*PROBLÈME POSÉ A*. Recopiez à l'identique les lignes qui suivent le texte, de celle qui contient « For every button, label, input, icon, or » jusqu'à celle qui contient « toggle-state-label: On [460,472,480,489] », toutes deux comprises.

René Dumont, après avoir fait ces constats, préconisa entre autres : l’éducation et l’encadrement orientés vers la satisfaction des besoins locaux; le crédit agricole, la coopération et l’organisation du commerce; le plein emploi et les investissements en travail, estimant que la grande chance de l’Afrique repose sur un énorme réservoir de main-d’œuvre. Plus de 6 décennies plus tard, ces constats accablants de René Dumont sont encore d’actualité sous la gouvernance de Faure Essozimna Gnassingbé et pire. Comment en est-on arrivé là?
Le rêve des pères fondateurs fut de « bâtir la Nation togolaise » prospère et souveraine
Les pères fondateurs du Togo indépendant avaient conscience que le développement doit être une quête perpétuelle pour conquérir la véritable indépendance. Ils rêvaient de faire du Togo « l’or de l’humanité ». C’est dans cette optique, Sylvanus Olympio préféra rembourser la dette coloniale avant la proclamation de l’indépendance, et donc le refus de signer le pacte colonisatial proposé par de Gaulle en 1958. Déjà dès les premières heures de l’indépendance des décisions majeurs et structurantes fut prises, empruntes de rigueur économique et d’impératif de développement. Il était donc à des longueurs d’avance sur ses contemporains ». Par-dessus tout, Sylvanus Olympio faisait régulièrement au peuple un compte rendu des résultats de ses voyages.

*DONNÉES FOURNIES*.

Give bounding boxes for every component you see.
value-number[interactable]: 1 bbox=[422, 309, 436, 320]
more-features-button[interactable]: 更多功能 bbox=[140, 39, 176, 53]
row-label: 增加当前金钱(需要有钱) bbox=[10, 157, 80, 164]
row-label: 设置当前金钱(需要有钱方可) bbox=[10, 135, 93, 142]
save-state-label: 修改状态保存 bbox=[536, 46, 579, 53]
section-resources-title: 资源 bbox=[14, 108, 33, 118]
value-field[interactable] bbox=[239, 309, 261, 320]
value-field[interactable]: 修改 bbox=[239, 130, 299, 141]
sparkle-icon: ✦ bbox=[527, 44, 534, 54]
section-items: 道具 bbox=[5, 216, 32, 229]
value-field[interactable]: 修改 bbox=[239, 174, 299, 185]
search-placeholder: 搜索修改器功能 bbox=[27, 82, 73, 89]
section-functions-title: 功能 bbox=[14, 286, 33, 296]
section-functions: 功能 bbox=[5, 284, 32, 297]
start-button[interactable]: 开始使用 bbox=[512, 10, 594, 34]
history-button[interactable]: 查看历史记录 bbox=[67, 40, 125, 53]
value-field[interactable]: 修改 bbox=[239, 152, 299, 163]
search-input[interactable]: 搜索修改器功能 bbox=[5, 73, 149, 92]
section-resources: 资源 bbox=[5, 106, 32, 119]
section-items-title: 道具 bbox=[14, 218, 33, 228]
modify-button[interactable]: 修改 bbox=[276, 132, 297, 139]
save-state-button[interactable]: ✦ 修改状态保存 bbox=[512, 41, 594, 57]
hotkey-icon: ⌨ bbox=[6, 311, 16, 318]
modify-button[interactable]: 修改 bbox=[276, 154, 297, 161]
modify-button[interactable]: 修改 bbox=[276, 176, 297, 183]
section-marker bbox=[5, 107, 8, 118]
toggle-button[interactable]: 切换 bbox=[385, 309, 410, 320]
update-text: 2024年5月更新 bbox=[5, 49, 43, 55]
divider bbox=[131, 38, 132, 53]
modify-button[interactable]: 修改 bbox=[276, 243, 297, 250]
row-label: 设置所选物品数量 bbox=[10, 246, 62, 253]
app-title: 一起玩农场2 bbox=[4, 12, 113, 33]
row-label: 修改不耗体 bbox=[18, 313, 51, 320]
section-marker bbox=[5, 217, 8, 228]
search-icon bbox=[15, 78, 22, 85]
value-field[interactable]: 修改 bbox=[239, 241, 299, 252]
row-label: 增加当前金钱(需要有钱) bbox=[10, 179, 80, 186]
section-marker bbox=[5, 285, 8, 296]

==

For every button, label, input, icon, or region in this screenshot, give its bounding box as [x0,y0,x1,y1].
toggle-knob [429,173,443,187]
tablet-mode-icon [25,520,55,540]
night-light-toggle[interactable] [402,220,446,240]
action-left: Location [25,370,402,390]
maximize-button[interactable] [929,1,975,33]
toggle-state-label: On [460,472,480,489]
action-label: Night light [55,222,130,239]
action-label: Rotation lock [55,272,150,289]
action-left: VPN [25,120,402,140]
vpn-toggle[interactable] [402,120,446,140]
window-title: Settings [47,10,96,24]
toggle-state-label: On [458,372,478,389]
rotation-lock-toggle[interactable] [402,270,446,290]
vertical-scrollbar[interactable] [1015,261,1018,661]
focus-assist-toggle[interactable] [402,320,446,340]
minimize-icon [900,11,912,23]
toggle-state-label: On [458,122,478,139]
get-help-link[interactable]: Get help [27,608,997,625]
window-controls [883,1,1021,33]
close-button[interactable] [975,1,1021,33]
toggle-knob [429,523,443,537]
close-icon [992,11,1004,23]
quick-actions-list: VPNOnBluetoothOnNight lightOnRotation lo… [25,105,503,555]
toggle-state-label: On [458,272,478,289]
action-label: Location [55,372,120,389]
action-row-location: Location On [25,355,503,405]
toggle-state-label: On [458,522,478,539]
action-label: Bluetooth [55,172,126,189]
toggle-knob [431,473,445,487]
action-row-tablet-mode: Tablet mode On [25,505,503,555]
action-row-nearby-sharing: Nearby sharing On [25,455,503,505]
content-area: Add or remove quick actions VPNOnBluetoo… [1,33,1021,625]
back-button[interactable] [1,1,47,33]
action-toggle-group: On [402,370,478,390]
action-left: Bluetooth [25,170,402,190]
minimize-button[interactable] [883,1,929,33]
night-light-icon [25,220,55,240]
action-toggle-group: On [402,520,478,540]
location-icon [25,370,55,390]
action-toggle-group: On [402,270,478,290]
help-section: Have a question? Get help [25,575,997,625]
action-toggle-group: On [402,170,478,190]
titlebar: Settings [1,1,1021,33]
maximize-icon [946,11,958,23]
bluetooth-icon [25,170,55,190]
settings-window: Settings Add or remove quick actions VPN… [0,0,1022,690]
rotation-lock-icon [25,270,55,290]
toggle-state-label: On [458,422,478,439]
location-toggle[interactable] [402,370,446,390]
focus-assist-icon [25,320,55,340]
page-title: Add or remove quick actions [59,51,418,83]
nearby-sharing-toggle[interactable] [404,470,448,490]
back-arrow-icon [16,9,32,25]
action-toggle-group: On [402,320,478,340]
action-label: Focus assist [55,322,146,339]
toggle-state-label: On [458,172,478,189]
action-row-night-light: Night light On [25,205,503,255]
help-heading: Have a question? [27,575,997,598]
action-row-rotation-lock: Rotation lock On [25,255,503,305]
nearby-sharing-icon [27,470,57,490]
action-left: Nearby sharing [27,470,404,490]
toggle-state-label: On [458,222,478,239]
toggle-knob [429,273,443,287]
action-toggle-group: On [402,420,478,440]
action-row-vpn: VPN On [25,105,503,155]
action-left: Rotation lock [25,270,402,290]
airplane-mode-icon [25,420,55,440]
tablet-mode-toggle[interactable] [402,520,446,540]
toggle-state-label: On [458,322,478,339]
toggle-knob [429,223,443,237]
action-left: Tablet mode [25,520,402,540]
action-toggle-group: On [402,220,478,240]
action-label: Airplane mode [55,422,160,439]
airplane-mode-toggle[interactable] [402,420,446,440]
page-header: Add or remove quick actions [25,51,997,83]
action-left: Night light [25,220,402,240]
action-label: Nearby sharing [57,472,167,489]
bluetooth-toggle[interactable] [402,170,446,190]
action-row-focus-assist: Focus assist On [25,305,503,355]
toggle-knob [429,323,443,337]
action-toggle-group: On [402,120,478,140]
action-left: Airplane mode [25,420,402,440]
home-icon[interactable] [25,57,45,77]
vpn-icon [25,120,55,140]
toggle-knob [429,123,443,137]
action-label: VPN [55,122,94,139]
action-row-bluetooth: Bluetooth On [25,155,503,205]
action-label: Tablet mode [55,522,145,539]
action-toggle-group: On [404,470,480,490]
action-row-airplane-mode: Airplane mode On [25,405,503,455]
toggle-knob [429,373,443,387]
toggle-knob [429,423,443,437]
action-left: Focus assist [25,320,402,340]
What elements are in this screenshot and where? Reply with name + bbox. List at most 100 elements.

*PROBLÈME POSÉ B*. D'après le texte sur le Togo, que fit Sylvanus Olympio avant la proclamation de l'indépendance ?

*RÉSULTAT FINAL A*.
For every button, label, input, icon, or region in this screenshot, give its bounding box as [x0,y0,x1,y1].
toggle-knob [429,173,443,187]
tablet-mode-icon [25,520,55,540]
night-light-toggle[interactable] [402,220,446,240]
action-left: Location [25,370,402,390]
maximize-button[interactable] [929,1,975,33]
toggle-state-label: On [460,472,480,489]

*RÉSULTAT FINAL B*. Il remboursa la dette coloniale.